### Given data

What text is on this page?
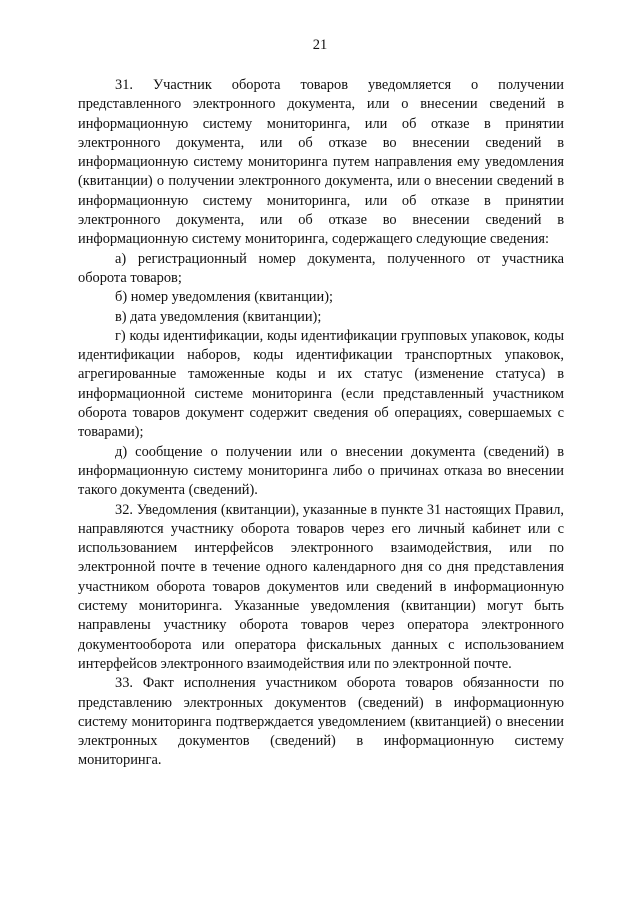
21

31. Участник оборота товаров уведомляется о получении представленного электронного документа, или о внесении сведений в информационную систему мониторинга, или об отказе в принятии электронного документа, или об отказе во внесении сведений в информационную систему мониторинга путем направления ему уведомления (квитанции) о получении электронного документа, или о внесении сведений в информационную систему мониторинга, или об отказе в принятии электронного документа, или об отказе во внесении сведений в информационную систему мониторинга, содержащего следующие сведения:

а) регистрационный номер документа, полученного от участника оборота товаров;

б) номер уведомления (квитанции);

в) дата уведомления (квитанции);

г) коды идентификации, коды идентификации групповых упаковок, коды идентификации наборов, коды идентификации транспортных упаковок, агрегированные таможенные коды и их статус (изменение статуса) в информационной системе мониторинга (если представленный участником оборота товаров документ содержит сведения об операциях, совершаемых с товарами);

д) сообщение о получении или о внесении документа (сведений) в информационную систему мониторинга либо о причинах отказа во внесении такого документа (сведений).

32. Уведомления (квитанции), указанные в пункте 31 настоящих Правил, направляются участнику оборота товаров через его личный кабинет или с использованием интерфейсов электронного взаимодействия, или по электронной почте в течение одного календарного дня со дня представления участником оборота товаров документов или сведений в информационную систему мониторинга. Указанные уведомления (квитанции) могут быть направлены участнику оборота товаров через оператора электронного документооборота или оператора фискальных данных с использованием интерфейсов электронного взаимодействия или по электронной почте.

33. Факт исполнения участником оборота товаров обязанности по представлению электронных документов (сведений) в информационную систему мониторинга подтверждается уведомлением (квитанцией) о внесении электронных документов (сведений) в информационную систему мониторинга.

######

# [Problem to solve]
Look for the word "номер" in every line of the listing and copy the lines that have it.

# [Task solution]
а) регистрационный номер документа, полученного от участника оборота товаров;
б) номер уведомления (квитанции);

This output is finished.